## ФРАГМЕНТ ТЕКСТА
================

Даже в поисках эмбрионов возрождения я не увидел позднейших шагов ренессанса, ища гуманиста в душе трубадура, ища трубадура в обезземеленном рыцарьке, вынужденном к приключеньям, оправдывающим все погони за средствами: высшими целями.

Очень чуждаяся схоластики, готики – как таковых, я их брал как беременных будущим всем – в Абеляре, в Роджере Бэконе, в Амьенском и Реймском соборах, в строфе провансальской поэзии, а не в Фоме, не в Бернарде Клервоском; и за каркасами рыцаря (броней, забралом) увидел перерожденье второго сословия в третье: перерождение рыцаря в авантюриста; пред нами все фазы его: феодал, крестоносец, странствующий бедняк-трубадур, порождающий авантюриста, художника, освобождаемого гуманиста, который родит либерала; он сам – порожденье капиталистических еще не осознанных сил; все то – стадии облиняния рыцарства.

================

## ЗАДАНИЯ
a – Какие соборы упомянуты в отрывке о рыцарстве как пример готики, «беременной будущим»?
b – Замените «рыцарьке» на «дворянчике» во фрагменте о рыцарстве от слов «Даже в поисках» до слов «средствами: высшими целями.» включительно и приведите получившийся текст.
c – Допишите продолжение отрывка о перерождении рыцарства, начиная сразу после его последней фразы.
Материалы для работы не понадобятся.

================

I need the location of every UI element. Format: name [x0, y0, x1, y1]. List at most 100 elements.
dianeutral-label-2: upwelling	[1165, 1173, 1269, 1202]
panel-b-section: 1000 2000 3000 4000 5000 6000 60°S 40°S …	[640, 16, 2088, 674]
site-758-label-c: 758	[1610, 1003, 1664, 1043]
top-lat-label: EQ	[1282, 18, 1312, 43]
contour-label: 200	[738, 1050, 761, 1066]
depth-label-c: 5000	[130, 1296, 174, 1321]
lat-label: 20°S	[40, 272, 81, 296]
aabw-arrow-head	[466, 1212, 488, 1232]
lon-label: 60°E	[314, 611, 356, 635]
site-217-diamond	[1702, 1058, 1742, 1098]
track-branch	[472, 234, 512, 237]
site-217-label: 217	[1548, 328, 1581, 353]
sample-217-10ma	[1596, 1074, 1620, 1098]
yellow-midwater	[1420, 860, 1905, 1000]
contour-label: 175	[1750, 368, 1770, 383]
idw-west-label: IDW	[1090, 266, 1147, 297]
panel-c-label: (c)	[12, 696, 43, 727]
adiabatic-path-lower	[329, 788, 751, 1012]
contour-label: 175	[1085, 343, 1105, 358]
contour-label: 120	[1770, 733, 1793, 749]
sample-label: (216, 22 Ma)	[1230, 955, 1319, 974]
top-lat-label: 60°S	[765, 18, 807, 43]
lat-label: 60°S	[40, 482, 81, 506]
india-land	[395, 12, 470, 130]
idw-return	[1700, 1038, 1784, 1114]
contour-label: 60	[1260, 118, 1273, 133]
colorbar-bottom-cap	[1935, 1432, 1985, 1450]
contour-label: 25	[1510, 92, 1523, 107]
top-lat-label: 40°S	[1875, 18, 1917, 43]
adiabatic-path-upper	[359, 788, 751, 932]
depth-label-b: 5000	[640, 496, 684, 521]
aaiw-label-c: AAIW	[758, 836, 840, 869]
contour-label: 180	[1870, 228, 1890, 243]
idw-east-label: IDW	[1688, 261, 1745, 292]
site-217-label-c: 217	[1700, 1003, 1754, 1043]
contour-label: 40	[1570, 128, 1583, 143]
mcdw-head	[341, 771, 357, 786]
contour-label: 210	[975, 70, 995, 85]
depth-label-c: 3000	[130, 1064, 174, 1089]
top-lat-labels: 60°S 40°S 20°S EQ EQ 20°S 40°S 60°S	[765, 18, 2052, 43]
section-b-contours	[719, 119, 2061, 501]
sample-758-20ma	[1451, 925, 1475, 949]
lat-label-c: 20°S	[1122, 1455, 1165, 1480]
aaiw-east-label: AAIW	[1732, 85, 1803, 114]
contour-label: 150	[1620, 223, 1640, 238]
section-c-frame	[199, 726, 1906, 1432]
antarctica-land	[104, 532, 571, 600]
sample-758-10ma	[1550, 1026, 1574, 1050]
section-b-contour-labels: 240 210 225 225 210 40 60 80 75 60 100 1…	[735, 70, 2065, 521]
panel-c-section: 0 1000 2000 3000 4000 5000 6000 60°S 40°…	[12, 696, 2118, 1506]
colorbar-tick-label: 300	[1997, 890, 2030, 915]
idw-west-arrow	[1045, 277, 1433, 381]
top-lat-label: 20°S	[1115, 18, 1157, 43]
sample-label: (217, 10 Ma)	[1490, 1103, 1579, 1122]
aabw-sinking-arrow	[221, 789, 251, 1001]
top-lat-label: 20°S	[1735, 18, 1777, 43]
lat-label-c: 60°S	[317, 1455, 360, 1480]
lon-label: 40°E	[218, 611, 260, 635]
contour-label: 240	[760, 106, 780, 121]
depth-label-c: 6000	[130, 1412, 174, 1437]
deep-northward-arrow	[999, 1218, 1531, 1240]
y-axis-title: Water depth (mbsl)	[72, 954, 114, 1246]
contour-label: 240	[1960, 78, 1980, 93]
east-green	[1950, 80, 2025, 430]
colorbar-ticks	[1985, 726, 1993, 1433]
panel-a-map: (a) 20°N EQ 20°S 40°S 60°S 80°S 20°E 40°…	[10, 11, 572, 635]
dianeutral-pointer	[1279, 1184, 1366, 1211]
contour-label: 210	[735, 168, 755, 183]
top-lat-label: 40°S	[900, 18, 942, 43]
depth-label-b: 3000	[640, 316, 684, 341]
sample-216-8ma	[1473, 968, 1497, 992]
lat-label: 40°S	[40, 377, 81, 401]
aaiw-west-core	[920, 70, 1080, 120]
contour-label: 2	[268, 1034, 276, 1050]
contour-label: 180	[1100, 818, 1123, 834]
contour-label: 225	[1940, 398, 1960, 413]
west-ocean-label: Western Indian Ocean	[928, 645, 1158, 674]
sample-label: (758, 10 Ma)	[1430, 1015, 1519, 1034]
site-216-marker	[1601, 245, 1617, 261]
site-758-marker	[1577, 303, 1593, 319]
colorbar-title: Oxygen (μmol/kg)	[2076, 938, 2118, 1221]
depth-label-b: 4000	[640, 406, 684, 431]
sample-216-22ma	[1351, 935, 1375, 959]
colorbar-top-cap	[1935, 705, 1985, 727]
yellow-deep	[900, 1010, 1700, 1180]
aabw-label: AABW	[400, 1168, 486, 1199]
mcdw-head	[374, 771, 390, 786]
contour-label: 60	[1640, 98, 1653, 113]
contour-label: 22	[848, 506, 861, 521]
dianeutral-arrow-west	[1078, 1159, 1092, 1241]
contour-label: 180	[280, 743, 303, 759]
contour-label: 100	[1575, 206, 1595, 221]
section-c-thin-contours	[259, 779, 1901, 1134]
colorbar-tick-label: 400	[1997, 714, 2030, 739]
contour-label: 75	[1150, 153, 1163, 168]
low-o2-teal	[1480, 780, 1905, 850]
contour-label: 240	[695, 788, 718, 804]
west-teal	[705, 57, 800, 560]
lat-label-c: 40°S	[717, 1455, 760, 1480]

================

## ОТВЕТЫ
a – Амьенский и Реймский соборы.

b –
Даже в поисках эмбрионов возрождения я не увидел позднейших шагов ренессанса, ища гуманиста в душе трубадура, ища трубадура в обезземеленном дворянчике, вынужденном к приключеньям, оправдывающим все погони за средствами: высшими целями.

c –
Готику, даже схоластику, вижу то – в свете прошедшего, то – в свете будущего; не могу разделять я учения о двойной истине, силясь его понимать как симптом, совершенно реально и без метафизики; «верю, чтоб знать», или «знаю, чтоб верить», – о лозунгах споры велись: спор Ансельма, Вильгельма из Шампо с номиналистами и с Абеляром – симптомы борьбы в организме, дающем зародышу соки в ущерб своим силам и вместе отстаивающем свое бытие; средневековое «верю» мне – догмат из знания мощи рождаемого человека, пока еще только зародыша: он, нерожденный, увиделся в небе младенцем «божественным»; средневековое же «знаю» есть догмат лишь веры в неведомого Аристотеля (будет изведан в тринадцатом веке).

Мысль грека – цветущая девушка; она живет для себя: автономна; а гетерономность, убожество мысли схоластика, – напоминает мне эту же девушку, но подурневшую, связанную: забеременела; и – живет не собой, а процессом питанья зародыша; вера в него – ее «мистика».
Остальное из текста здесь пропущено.